▸ The input:
--- Begin ---
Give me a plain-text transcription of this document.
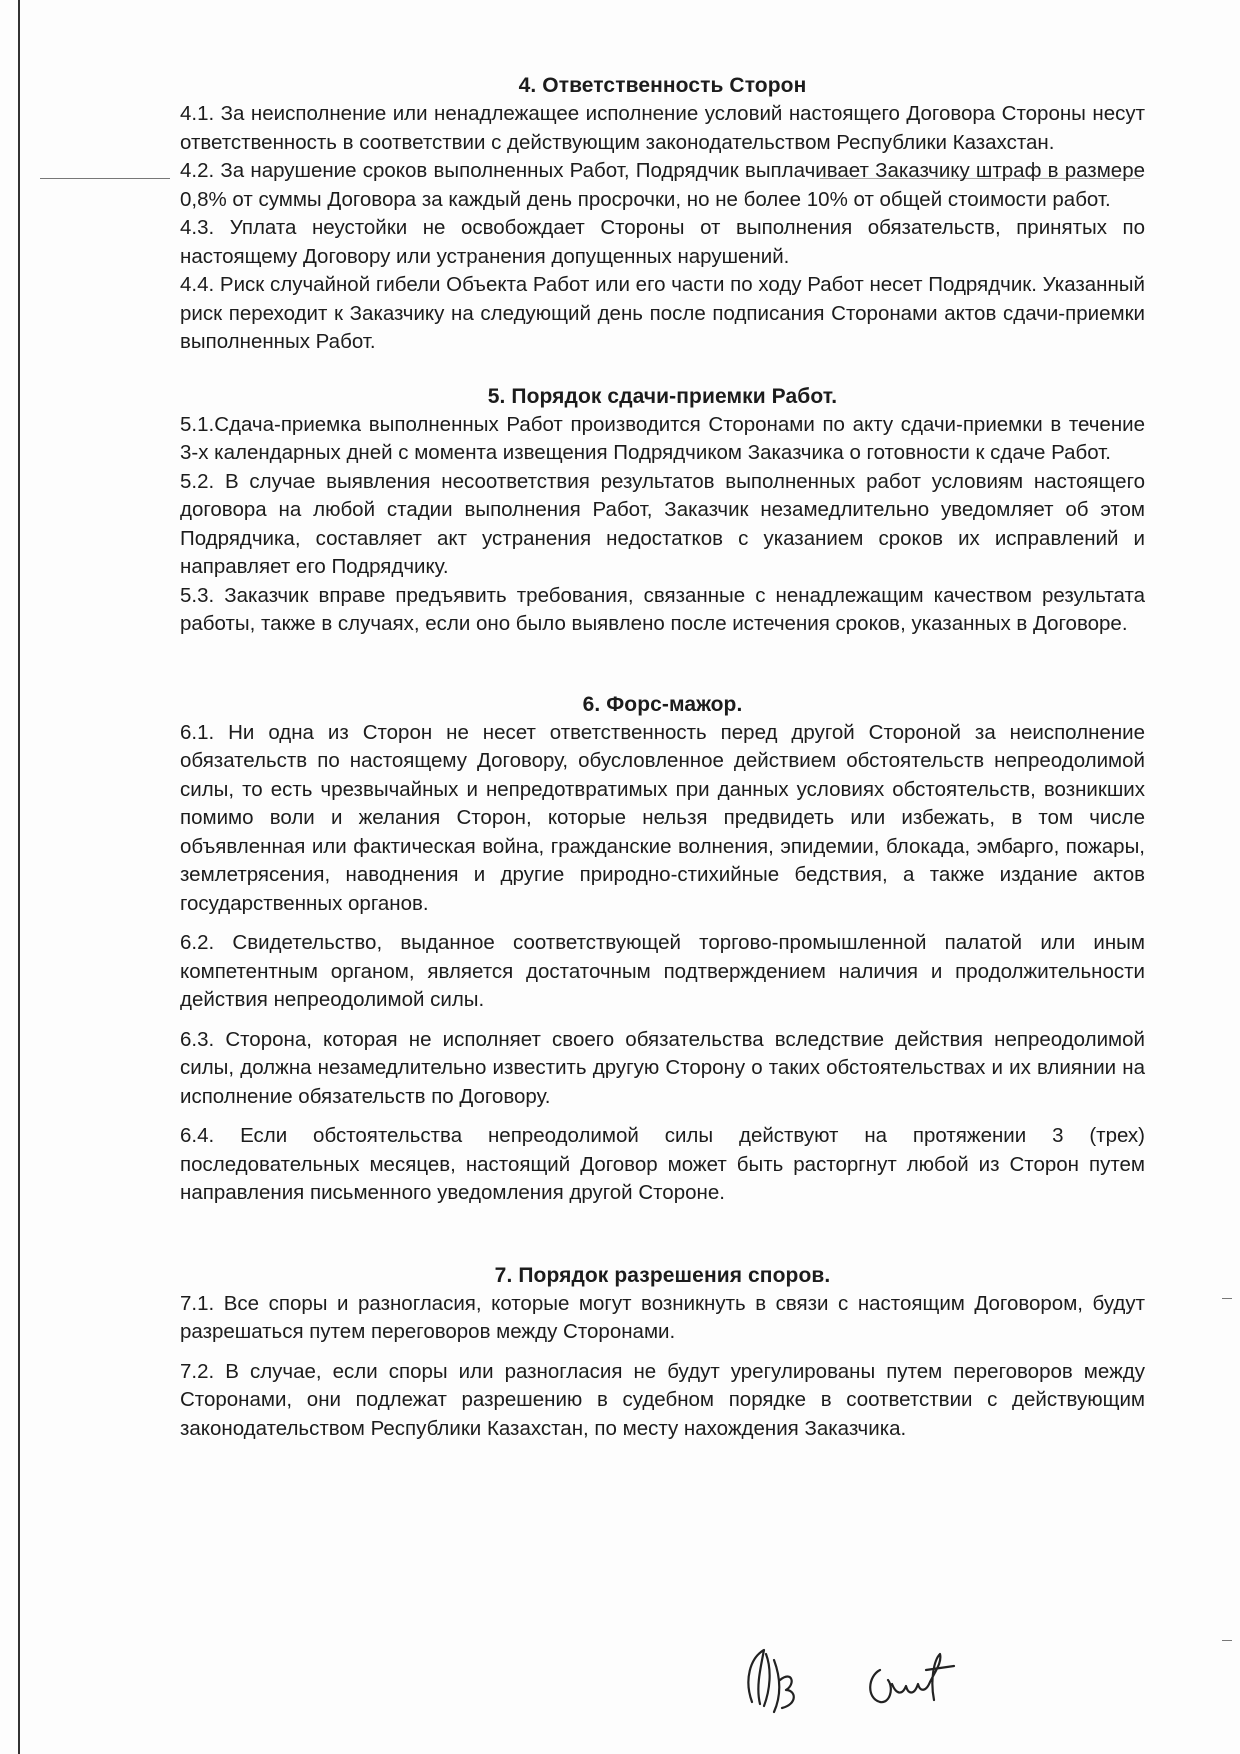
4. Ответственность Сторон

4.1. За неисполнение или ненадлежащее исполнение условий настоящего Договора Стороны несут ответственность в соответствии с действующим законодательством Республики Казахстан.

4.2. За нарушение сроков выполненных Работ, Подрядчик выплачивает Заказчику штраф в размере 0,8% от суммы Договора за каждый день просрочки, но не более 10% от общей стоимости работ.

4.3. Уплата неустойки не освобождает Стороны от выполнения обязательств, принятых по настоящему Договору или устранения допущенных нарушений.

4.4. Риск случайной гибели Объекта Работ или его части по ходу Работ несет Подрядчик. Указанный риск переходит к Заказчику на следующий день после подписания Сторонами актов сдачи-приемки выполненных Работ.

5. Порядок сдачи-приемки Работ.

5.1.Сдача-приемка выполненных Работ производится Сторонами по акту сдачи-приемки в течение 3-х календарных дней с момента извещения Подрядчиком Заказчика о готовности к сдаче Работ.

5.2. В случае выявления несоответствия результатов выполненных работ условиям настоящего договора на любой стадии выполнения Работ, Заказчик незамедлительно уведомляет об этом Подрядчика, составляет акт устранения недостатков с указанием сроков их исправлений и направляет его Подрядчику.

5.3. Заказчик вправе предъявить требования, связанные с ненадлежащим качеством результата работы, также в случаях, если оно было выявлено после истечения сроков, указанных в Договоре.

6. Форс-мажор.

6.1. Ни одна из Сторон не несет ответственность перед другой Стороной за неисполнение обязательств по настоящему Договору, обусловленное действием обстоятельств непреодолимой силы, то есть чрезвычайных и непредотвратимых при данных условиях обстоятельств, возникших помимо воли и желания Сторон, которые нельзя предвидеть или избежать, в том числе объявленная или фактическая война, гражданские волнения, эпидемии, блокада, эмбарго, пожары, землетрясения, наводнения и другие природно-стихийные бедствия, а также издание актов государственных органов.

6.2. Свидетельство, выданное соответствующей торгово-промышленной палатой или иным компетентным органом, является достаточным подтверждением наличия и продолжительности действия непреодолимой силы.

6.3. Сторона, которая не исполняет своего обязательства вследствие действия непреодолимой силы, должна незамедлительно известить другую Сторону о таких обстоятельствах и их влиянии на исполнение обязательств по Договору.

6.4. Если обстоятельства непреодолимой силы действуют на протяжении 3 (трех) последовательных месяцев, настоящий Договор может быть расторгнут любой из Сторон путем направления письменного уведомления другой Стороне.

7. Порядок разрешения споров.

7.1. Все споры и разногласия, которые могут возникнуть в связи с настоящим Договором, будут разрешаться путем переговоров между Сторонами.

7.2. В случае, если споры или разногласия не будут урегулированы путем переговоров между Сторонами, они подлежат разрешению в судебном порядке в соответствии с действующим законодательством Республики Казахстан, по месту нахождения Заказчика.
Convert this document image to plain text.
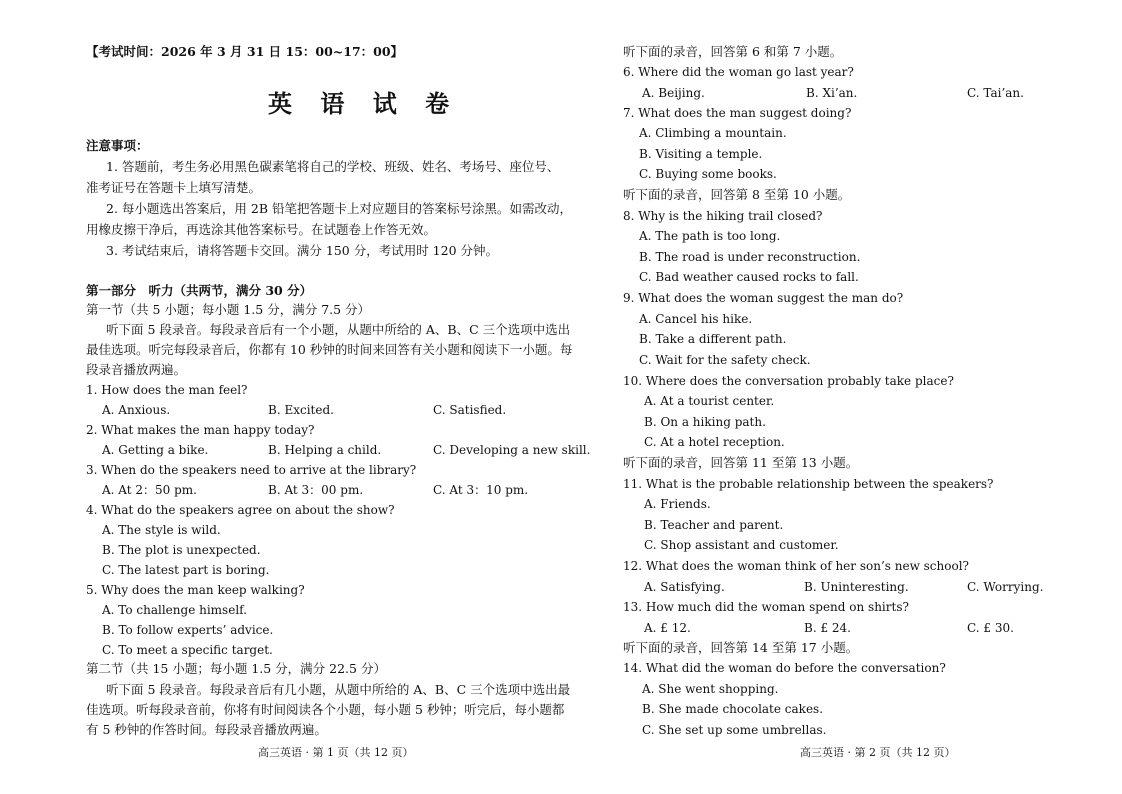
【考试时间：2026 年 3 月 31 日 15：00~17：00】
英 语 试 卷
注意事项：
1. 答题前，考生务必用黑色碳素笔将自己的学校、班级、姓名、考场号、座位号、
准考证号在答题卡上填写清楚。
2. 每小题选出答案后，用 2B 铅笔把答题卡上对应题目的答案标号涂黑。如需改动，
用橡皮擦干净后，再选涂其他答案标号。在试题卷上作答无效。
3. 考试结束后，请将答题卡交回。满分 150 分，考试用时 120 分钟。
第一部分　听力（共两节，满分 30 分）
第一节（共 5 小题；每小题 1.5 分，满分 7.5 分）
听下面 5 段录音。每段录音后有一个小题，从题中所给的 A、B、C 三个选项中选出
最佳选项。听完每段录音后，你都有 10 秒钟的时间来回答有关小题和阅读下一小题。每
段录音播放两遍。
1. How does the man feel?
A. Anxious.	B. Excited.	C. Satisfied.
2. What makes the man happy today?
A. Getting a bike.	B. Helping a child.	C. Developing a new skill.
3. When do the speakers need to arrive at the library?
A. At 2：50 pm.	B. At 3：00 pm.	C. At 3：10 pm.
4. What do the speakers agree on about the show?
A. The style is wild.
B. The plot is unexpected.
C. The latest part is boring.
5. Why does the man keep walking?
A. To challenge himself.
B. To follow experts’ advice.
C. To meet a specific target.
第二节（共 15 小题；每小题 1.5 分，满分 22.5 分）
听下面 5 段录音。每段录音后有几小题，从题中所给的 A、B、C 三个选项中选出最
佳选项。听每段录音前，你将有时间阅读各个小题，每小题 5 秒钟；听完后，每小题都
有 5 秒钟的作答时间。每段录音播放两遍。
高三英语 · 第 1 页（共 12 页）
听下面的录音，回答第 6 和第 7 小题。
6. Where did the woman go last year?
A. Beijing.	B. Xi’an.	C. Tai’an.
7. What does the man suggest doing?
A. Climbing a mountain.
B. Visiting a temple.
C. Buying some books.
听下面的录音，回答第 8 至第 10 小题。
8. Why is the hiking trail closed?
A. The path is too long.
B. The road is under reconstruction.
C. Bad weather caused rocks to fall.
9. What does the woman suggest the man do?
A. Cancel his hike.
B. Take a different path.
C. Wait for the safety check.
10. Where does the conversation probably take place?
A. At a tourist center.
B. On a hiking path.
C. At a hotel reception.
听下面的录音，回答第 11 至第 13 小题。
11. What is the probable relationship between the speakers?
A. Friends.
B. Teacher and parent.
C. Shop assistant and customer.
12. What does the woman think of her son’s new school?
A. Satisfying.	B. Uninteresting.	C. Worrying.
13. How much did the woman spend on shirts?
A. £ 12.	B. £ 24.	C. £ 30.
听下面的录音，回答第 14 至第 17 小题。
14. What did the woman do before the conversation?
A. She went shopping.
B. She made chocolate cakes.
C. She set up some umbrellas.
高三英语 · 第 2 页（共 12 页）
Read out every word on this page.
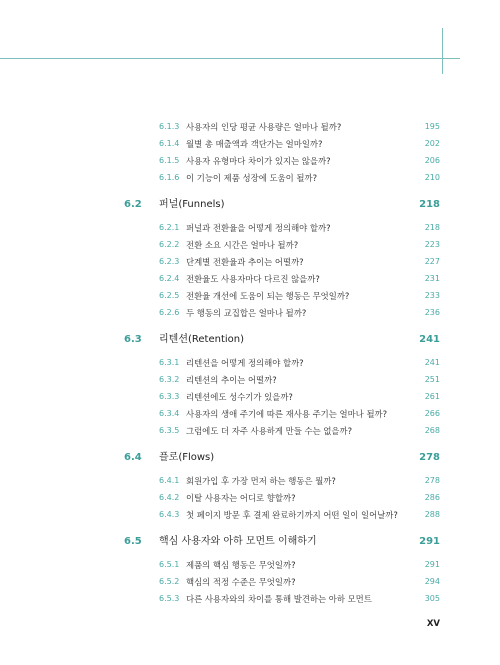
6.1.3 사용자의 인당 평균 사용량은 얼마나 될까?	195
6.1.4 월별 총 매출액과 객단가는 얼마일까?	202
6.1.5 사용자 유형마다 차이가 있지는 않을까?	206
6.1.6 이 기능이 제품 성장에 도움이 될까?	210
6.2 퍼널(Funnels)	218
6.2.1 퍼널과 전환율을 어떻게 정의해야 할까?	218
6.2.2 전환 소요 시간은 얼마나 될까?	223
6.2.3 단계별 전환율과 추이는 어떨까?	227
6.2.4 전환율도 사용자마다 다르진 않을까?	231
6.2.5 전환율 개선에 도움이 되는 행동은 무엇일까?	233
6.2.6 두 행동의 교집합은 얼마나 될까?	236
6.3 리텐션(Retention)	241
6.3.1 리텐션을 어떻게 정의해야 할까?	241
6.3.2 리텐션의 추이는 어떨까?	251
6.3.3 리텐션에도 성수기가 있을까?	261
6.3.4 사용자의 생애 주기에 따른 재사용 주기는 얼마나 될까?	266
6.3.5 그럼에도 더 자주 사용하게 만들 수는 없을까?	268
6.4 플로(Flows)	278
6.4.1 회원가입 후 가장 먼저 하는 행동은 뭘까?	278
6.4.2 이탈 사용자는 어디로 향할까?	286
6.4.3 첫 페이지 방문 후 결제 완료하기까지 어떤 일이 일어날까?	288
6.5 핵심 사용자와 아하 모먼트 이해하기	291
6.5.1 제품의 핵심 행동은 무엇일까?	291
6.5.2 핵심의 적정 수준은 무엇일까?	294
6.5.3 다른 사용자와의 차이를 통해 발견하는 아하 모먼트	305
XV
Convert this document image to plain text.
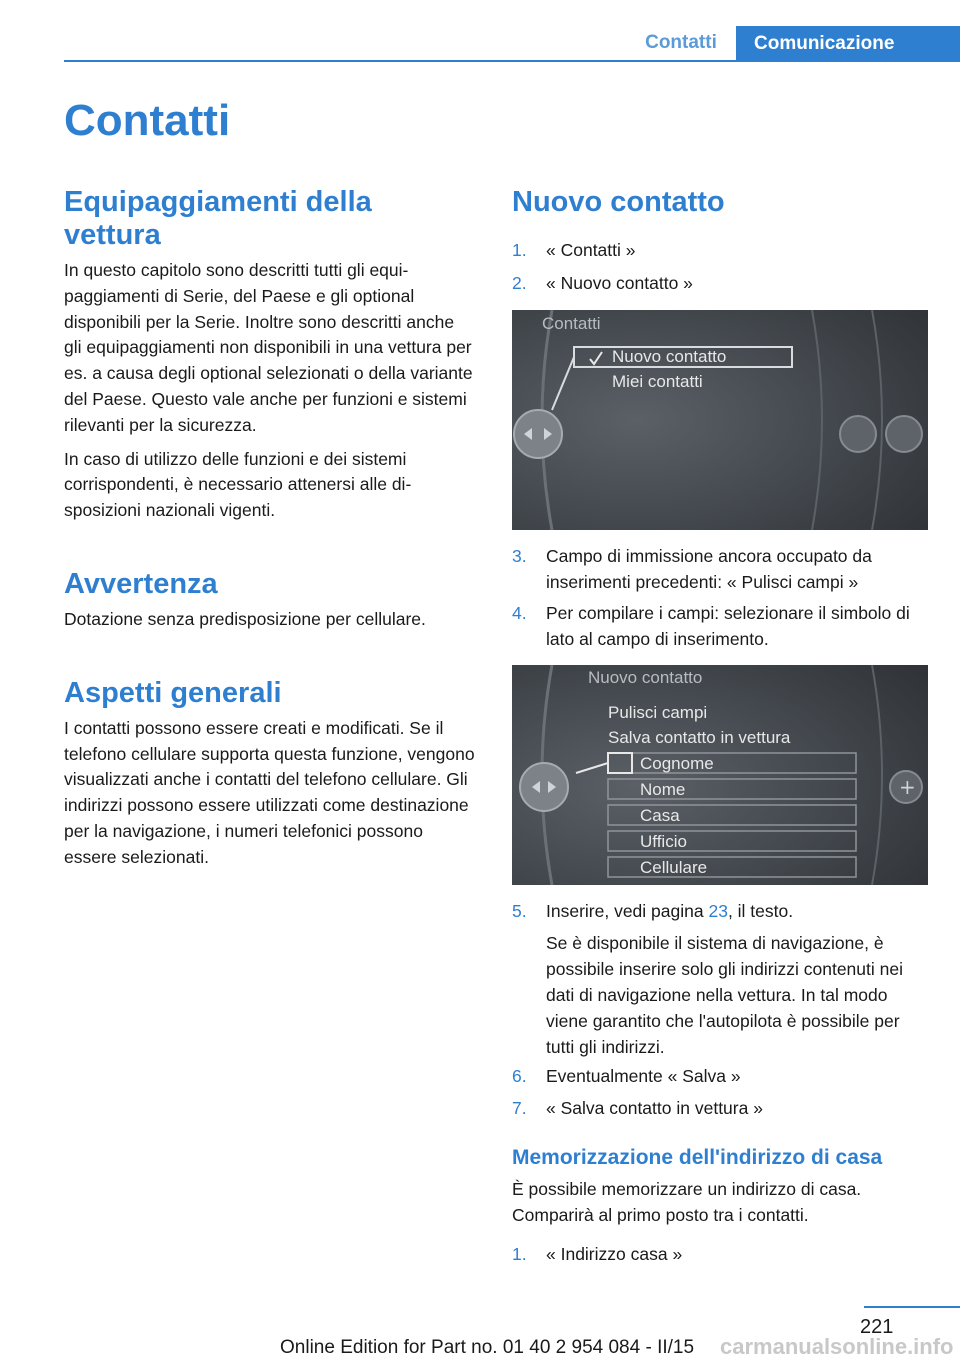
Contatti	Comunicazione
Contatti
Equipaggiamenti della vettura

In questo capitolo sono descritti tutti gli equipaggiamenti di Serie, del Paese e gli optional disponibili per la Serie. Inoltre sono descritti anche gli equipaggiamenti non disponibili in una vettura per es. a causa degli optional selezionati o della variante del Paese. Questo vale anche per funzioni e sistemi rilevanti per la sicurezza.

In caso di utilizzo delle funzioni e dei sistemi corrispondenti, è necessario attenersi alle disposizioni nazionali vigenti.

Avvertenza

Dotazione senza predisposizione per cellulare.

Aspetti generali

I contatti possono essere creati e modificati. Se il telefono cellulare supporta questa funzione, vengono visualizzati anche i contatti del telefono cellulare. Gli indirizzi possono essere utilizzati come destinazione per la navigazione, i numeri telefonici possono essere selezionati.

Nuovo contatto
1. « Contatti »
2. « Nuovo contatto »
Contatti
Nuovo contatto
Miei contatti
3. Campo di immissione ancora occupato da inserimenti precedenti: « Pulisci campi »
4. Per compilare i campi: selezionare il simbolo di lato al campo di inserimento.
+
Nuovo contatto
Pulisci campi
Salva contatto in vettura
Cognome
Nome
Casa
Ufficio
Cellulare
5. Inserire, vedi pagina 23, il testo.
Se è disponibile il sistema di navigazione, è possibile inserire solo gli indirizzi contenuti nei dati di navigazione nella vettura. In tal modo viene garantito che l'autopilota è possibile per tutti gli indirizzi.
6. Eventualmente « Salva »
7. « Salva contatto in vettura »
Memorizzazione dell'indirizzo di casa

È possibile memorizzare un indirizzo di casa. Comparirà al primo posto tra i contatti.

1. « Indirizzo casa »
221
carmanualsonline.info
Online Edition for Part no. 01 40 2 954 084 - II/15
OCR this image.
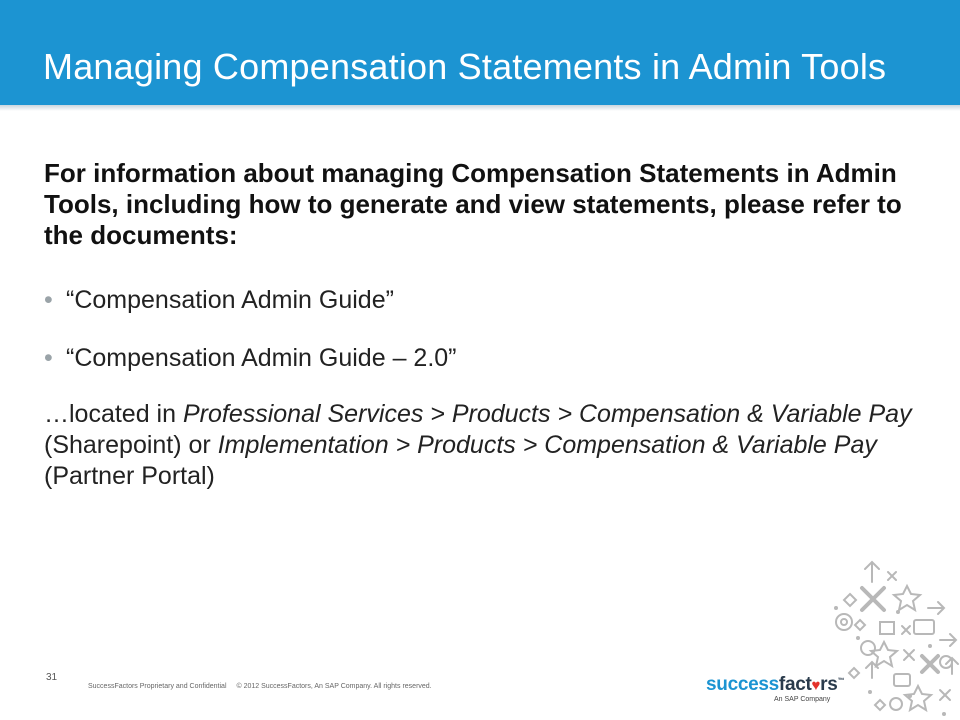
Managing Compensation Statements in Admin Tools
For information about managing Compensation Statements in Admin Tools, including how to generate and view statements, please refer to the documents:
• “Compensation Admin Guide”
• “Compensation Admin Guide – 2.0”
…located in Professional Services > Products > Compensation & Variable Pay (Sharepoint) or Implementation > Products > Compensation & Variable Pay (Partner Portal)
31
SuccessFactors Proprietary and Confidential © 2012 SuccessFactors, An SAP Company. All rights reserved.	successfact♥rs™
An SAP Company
--- End ---
▸ Directions:
Go through the records and show every line with the string "What" in it.

▸ Problem solution:
2. What makes the man happy today?
4. What do the speakers agree on about the show?
7. What does the man suggest doing?
9. What does the woman suggest the man do?
11. What is the probable relationship between the speakers?
12. What does the woman think of her son’s new school?
14. What did the woman do before the conversation?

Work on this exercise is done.